Part of a data file

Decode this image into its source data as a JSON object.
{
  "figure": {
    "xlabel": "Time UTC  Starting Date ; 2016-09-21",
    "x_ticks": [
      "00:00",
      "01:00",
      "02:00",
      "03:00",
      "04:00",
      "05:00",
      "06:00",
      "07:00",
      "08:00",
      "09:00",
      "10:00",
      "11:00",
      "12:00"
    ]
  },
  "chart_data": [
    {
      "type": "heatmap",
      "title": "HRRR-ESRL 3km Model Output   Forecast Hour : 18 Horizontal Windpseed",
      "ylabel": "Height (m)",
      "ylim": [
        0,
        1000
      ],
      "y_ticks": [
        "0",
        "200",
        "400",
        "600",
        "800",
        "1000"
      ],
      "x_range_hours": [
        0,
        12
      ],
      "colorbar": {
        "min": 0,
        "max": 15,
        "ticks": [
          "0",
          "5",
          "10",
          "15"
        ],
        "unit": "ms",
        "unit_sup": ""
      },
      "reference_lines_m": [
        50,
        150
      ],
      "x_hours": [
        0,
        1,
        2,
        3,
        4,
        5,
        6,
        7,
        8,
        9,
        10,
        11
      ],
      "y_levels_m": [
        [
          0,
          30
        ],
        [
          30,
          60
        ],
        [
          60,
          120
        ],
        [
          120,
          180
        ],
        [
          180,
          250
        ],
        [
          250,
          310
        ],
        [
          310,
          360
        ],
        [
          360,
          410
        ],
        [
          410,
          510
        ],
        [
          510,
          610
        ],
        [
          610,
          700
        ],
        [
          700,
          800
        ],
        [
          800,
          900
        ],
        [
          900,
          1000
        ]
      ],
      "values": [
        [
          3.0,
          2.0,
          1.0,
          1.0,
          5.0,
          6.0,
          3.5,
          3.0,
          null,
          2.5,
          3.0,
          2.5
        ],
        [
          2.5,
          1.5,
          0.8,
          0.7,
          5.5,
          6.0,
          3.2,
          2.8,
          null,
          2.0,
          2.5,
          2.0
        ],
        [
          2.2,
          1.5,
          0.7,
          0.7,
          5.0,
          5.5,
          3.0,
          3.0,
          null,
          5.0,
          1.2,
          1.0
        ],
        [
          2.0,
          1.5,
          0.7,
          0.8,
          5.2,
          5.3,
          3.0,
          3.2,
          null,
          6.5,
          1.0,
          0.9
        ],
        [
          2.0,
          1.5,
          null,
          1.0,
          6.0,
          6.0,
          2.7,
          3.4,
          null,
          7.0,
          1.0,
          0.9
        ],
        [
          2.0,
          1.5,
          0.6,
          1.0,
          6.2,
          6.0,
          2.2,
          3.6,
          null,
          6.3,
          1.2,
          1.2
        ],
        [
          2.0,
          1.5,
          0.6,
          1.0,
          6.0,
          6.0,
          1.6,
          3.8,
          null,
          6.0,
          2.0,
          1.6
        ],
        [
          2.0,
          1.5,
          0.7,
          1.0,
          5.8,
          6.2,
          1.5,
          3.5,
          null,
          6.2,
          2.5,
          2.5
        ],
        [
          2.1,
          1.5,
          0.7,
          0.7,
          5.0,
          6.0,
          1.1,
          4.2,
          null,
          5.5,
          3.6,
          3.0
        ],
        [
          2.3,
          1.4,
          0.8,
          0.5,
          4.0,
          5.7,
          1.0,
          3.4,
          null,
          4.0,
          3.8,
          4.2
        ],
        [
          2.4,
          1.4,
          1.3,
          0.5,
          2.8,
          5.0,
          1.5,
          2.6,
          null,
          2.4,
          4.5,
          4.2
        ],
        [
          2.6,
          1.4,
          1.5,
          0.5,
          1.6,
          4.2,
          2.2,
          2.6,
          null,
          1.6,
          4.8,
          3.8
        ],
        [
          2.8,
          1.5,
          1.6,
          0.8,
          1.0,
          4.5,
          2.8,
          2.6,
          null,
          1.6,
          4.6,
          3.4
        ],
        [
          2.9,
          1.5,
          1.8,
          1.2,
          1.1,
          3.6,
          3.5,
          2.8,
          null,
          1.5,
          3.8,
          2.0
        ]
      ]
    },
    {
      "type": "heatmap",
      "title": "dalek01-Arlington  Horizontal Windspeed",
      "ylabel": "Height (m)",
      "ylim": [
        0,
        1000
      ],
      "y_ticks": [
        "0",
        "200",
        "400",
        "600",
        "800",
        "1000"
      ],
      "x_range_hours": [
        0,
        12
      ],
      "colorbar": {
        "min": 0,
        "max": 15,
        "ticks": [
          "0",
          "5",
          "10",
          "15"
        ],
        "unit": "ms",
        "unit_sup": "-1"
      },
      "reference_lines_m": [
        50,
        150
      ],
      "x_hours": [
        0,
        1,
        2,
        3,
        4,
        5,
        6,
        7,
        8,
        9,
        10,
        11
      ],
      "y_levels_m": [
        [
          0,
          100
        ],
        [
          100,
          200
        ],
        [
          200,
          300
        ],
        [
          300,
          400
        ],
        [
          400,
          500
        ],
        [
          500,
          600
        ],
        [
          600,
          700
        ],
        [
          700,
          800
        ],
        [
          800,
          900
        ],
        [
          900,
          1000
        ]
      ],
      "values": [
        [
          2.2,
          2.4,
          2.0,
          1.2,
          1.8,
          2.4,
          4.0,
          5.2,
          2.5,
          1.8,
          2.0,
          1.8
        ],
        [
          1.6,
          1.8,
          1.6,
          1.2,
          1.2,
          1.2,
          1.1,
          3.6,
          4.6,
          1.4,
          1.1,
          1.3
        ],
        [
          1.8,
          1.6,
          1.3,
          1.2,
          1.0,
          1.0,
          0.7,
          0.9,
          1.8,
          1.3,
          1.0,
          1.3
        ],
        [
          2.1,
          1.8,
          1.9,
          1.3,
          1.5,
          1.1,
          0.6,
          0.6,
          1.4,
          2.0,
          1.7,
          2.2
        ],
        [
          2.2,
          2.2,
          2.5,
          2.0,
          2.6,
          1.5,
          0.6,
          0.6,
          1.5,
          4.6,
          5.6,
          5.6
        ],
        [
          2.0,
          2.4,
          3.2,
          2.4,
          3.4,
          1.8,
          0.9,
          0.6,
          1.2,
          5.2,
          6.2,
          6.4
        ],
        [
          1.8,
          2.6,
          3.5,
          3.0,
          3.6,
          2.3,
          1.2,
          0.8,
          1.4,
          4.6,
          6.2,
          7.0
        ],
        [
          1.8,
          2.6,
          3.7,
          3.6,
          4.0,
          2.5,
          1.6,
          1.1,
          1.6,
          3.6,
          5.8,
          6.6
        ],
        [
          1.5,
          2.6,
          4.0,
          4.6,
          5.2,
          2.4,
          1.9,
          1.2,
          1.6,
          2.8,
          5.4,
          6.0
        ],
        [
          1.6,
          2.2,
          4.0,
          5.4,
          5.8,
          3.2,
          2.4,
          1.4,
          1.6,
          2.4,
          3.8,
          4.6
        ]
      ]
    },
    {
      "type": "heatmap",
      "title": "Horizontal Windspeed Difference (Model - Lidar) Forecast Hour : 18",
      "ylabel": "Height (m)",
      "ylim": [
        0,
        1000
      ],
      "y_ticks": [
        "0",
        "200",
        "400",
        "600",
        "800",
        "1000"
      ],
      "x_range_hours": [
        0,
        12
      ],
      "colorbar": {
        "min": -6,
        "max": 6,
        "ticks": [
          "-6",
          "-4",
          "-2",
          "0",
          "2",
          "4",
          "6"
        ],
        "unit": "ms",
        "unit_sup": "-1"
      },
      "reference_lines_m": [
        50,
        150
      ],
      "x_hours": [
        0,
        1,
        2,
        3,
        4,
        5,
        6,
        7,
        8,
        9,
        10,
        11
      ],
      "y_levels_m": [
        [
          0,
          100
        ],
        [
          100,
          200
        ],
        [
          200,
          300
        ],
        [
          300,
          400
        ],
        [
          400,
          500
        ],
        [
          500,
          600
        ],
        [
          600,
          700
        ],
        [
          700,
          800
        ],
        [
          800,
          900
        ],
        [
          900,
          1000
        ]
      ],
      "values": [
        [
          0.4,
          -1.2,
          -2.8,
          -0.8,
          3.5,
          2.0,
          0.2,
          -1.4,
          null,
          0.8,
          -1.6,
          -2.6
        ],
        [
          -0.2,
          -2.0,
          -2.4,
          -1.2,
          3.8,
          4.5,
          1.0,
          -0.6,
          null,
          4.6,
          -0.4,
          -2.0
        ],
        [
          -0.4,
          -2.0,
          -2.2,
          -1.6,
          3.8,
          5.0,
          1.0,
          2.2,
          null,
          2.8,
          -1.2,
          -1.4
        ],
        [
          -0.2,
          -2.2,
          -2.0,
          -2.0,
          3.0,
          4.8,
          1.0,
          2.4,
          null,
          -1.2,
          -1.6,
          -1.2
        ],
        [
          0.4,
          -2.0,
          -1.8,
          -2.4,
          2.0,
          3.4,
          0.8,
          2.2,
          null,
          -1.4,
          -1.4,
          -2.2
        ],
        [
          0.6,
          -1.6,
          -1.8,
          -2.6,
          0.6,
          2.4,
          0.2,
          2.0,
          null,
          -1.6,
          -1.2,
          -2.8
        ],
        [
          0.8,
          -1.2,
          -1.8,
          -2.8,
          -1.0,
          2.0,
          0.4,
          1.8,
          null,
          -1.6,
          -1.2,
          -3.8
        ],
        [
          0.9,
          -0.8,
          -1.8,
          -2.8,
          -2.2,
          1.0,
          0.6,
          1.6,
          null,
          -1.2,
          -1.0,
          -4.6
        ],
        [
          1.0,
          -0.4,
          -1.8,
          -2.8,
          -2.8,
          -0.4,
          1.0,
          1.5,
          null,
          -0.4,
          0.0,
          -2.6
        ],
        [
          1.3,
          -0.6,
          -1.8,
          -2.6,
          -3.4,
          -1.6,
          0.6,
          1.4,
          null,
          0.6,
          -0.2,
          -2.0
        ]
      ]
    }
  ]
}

■ **Short problem**: Copy out every line of the listing that includes the string "title".

■ **Output of the task**:
      "title": "HRRR-ESRL 3km Model Output   Forecast Hour : 18 Horizontal Windpseed",
      "title": "dalek01-Arlington  Horizontal Windspeed",
      "title": "Horizontal Windspeed Difference (Model - Lidar) Forecast Hour : 18",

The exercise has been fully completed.